====== Records provided ======

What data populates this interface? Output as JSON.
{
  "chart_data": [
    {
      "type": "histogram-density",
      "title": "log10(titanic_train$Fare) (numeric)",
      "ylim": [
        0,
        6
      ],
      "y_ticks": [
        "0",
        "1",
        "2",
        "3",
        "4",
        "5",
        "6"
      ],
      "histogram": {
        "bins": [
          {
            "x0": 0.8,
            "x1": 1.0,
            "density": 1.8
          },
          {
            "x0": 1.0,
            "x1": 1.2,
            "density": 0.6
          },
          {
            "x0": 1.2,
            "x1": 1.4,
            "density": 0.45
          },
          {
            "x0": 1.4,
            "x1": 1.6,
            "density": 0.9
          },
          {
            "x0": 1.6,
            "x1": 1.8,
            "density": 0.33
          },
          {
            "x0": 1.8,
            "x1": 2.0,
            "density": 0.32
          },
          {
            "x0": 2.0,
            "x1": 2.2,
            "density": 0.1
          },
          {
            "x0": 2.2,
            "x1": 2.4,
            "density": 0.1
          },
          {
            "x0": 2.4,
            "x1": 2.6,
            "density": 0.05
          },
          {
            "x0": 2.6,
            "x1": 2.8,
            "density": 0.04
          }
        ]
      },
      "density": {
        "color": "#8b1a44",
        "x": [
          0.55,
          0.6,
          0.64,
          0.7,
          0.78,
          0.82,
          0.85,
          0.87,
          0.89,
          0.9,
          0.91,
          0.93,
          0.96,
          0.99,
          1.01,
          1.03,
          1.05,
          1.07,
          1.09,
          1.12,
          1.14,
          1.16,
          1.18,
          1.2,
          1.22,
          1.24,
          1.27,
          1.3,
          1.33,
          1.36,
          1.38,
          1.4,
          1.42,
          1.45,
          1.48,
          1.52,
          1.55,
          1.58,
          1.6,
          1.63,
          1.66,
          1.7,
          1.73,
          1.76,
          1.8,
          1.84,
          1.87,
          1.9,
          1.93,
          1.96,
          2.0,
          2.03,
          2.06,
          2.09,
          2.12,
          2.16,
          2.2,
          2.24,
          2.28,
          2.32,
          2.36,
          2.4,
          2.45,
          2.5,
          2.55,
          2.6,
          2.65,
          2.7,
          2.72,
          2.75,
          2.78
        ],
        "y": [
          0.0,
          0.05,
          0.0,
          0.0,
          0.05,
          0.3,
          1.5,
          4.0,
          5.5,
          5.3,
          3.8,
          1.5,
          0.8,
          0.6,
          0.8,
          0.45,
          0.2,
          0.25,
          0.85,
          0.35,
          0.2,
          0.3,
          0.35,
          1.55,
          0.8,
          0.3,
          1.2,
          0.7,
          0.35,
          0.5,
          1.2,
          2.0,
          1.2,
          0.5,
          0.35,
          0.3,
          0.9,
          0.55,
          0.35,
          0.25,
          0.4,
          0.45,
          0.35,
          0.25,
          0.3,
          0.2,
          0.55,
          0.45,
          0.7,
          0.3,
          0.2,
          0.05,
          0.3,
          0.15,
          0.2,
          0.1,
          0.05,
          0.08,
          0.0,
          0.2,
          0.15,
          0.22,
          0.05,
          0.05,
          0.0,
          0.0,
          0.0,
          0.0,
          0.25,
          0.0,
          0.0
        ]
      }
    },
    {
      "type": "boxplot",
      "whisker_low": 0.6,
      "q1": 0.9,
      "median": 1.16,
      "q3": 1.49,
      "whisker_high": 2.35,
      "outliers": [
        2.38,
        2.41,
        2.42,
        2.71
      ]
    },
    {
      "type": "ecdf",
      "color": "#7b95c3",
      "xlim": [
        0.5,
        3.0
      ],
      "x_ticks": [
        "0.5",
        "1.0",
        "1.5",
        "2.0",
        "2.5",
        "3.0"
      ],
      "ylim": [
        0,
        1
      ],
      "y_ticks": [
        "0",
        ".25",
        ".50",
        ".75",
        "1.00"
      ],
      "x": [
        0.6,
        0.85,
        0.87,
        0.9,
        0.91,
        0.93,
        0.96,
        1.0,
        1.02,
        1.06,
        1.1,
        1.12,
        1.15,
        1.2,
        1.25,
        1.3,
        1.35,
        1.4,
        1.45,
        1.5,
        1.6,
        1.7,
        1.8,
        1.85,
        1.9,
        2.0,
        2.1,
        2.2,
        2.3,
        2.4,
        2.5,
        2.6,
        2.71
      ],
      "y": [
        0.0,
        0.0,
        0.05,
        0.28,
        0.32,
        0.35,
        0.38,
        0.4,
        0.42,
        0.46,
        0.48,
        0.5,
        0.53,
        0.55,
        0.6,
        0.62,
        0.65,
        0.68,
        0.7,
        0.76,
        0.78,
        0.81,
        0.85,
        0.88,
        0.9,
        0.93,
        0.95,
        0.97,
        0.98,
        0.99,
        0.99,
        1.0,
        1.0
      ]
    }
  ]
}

======

#### Objective
State how many lines of the material contain the string "density", with no other words.

#### The solution
12